* _THE PROBLEM_
Search the data below for the word "text" and copy each line that holds it.

* _EXCERPTED DATA_

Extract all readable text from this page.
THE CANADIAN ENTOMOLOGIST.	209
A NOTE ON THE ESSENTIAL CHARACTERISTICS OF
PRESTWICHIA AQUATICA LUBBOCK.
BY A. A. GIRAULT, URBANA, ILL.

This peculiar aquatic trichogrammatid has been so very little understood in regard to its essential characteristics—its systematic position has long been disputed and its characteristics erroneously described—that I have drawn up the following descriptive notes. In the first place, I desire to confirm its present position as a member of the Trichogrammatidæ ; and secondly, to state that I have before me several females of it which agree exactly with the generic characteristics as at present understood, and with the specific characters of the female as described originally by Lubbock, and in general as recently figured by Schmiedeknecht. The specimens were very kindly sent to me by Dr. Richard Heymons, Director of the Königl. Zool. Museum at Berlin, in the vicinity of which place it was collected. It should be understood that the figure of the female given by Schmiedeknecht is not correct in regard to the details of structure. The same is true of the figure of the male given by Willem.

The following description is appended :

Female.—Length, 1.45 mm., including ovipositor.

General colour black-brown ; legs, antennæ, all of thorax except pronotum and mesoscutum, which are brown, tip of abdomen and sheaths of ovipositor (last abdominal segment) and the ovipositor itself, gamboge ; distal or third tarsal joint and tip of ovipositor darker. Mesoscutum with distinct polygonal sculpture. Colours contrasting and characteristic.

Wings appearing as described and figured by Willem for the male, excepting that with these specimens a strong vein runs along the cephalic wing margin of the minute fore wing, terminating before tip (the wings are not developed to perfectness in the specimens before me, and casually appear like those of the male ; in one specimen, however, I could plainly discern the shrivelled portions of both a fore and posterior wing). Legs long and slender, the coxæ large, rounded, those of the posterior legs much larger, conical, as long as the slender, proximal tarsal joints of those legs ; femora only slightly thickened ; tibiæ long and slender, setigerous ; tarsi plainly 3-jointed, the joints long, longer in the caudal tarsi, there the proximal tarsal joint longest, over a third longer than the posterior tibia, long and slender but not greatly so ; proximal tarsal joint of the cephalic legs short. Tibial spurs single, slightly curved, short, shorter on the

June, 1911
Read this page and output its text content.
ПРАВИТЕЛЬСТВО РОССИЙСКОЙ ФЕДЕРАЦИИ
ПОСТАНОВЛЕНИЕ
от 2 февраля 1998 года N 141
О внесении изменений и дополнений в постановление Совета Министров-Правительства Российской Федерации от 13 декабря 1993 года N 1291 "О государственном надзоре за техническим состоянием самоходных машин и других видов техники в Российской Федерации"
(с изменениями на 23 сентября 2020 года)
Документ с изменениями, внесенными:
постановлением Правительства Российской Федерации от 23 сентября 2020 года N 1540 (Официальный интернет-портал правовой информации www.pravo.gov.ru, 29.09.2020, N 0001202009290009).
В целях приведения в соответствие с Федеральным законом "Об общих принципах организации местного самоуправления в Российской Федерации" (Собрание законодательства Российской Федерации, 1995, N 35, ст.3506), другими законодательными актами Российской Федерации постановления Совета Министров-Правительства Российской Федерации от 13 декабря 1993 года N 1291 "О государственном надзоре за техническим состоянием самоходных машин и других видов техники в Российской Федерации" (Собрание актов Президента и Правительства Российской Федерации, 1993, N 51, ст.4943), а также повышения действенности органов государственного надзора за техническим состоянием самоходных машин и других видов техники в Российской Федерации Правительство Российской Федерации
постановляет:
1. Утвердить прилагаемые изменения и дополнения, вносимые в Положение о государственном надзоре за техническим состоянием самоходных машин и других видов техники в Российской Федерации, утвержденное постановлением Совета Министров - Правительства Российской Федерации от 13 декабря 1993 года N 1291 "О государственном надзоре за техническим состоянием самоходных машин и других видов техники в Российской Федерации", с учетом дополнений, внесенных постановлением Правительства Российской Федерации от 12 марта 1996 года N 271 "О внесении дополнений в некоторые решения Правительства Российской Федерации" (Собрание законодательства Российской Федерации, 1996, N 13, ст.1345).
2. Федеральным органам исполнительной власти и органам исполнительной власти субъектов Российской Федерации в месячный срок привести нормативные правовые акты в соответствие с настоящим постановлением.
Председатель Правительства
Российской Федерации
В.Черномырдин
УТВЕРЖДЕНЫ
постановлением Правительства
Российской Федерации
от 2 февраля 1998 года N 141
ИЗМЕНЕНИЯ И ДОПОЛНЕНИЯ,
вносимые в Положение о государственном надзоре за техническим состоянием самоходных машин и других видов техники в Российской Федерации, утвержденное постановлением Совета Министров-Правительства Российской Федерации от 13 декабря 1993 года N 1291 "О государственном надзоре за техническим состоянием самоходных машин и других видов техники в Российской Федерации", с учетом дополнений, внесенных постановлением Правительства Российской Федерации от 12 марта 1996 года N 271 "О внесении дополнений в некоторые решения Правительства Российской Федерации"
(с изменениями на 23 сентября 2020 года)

* _SOLUTION FOR THIS TASK_
Extract all readable text from this page.
Read this page and output its text content.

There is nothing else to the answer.